**WHAT IS REQUIRED:**
Every record here should be printed again exactly.

**DATA:**
==*==

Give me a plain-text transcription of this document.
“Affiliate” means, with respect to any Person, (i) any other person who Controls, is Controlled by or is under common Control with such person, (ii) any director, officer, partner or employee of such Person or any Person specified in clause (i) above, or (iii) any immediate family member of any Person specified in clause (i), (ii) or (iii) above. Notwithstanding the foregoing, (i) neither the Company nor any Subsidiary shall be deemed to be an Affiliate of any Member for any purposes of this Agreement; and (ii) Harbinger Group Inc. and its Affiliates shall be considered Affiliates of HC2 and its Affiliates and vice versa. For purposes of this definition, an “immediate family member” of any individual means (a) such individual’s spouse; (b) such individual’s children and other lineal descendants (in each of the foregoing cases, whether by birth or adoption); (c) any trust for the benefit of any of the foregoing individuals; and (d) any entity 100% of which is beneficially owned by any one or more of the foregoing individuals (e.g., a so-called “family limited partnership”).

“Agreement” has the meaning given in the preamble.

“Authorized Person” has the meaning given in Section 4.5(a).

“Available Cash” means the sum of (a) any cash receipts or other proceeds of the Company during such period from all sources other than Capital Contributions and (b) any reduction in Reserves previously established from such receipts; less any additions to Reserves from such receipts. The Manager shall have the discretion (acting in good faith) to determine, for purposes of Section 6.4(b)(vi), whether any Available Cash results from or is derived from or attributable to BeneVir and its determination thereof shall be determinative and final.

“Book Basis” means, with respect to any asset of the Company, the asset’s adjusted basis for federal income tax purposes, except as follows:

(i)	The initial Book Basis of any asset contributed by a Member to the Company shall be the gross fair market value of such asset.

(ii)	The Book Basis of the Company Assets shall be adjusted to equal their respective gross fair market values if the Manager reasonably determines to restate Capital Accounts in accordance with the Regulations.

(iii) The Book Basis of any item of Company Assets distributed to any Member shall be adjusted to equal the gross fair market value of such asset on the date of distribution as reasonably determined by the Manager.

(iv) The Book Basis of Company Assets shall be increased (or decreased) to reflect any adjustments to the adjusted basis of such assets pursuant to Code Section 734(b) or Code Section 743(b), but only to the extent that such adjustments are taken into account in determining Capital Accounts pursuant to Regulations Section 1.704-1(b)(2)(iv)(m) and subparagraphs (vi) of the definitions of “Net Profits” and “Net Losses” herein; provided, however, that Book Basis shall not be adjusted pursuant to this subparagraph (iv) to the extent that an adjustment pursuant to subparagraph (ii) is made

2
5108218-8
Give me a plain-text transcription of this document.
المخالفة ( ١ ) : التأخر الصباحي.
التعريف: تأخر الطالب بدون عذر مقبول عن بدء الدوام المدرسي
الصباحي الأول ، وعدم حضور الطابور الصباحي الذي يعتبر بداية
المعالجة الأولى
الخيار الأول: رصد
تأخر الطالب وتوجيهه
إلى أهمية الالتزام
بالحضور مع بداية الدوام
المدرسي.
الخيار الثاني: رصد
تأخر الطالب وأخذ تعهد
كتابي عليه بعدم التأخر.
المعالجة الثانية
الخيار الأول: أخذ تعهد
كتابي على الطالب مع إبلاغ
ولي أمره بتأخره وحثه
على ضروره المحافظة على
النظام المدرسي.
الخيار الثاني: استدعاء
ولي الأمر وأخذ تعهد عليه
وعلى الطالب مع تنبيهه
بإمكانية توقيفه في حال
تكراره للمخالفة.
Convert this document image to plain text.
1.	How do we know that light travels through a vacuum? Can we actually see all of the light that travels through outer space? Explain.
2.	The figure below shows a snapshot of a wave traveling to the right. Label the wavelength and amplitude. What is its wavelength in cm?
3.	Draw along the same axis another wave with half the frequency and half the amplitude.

==*==

**RESPONSE TO THE EXERCISE:**
Give me a plain-text transcription of this document.
“Affiliate” means, with respect to any Person, (i) any other person who Controls, is Controlled by or is under common Control with such person, (ii) any director, officer, partner or employee of such Person or any Person specified in clause (i) above, or (iii) any immediate family member of any Person specified in clause (i), (ii) or (iii) above. Notwithstanding the foregoing, (i) neither the Company nor any Subsidiary shall be deemed to be an Affiliate of any Member for any purposes of this Agreement; and (ii) Harbinger Group Inc. and its Affiliates shall be considered Affiliates of HC2 and its Affiliates and vice versa. For purposes of this definition, an “immediate family member” of any individual means (a) such individual’s spouse; (b) such individual’s children and other lineal descendants (in each of the foregoing cases, whether by birth or adoption); (c) any trust for the benefit of any of the foregoing individuals; and (d) any entity 100% of which is beneficially owned by any one or more of the foregoing individuals (e.g., a so-called “family limited partnership”).

“Agreement” has the meaning given in the preamble.

“Authorized Person” has the meaning given in Section 4.5(a).

“Available Cash” means the sum of (a) any cash receipts or other proceeds of the Company during such period from all sources other than Capital Contributions and (b) any reduction in Reserves previously established from such receipts; less any additions to Reserves from such receipts. The Manager shall have the discretion (acting in good faith) to determine, for purposes of Section 6.4(b)(vi), whether any Available Cash results from or is derived from or attributable to BeneVir and its determination thereof shall be determinative and final.

“Book Basis” means, with respect to any asset of the Company, the asset’s adjusted basis for federal income tax purposes, except as follows:

(i)	The initial Book Basis of any asset contributed by a Member to the Company shall be the gross fair market value of such asset.

(ii)	The Book Basis of the Company Assets shall be adjusted to equal their respective gross fair market values if the Manager reasonably determines to restate Capital Accounts in accordance with the Regulations.

(iii) The Book Basis of any item of Company Assets distributed to any Member shall be adjusted to equal the gross fair market value of such asset on the date of distribution as reasonably determined by the Manager.

(iv) The Book Basis of Company Assets shall be increased (or decreased) to reflect any adjustments to the adjusted basis of such assets pursuant to Code Section 734(b) or Code Section 743(b), but only to the extent that such adjustments are taken into account in determining Capital Accounts pursuant to Regulations Section 1.704-1(b)(2)(iv)(m) and subparagraphs (vi) of the definitions of “Net Profits” and “Net Losses” herein; provided, however, that Book Basis shall not be adjusted pursuant to this subparagraph (iv) to the extent that an adjustment pursuant to subparagraph (ii) is made

2
5108218-8
Give me a plain-text transcription of this document.
المخالفة ( ١ ) : التأخر الصباحي.
التعريف: تأخر الطالب بدون عذر مقبول عن بدء الدوام المدرسي
الصباحي الأول ، وعدم حضور الطابور الصباحي الذي يعتبر بداية
المعالجة الأولى
الخيار الأول: رصد
تأخر الطالب وتوجيهه
إلى أهمية الالتزام
بالحضور مع بداية الدوام
المدرسي.
الخيار الثاني: رصد
تأخر الطالب وأخذ تعهد
كتابي عليه بعدم التأخر.
المعالجة الثانية
الخيار الأول: أخذ تعهد
كتابي على الطالب مع إبلاغ
ولي أمره بتأخره وحثه
على ضروره المحافظة على
النظام المدرسي.
الخيار الثاني: استدعاء
ولي الأمر وأخذ تعهد عليه
وعلى الطالب مع تنبيهه
بإمكانية توقيفه في حال
تكراره للمخالفة.
Convert this document image to plain text.
1.	How do we know that light travels through a vacuum? Can we actually see all of the light that travels through outer space? Explain.
2.	The figure below shows a snapshot of a wave traveling to the right. Label the wavelength and amplitude. What is its wavelength in cm?
3.	Draw along the same axis another wave with half the frequency and half the amplitude.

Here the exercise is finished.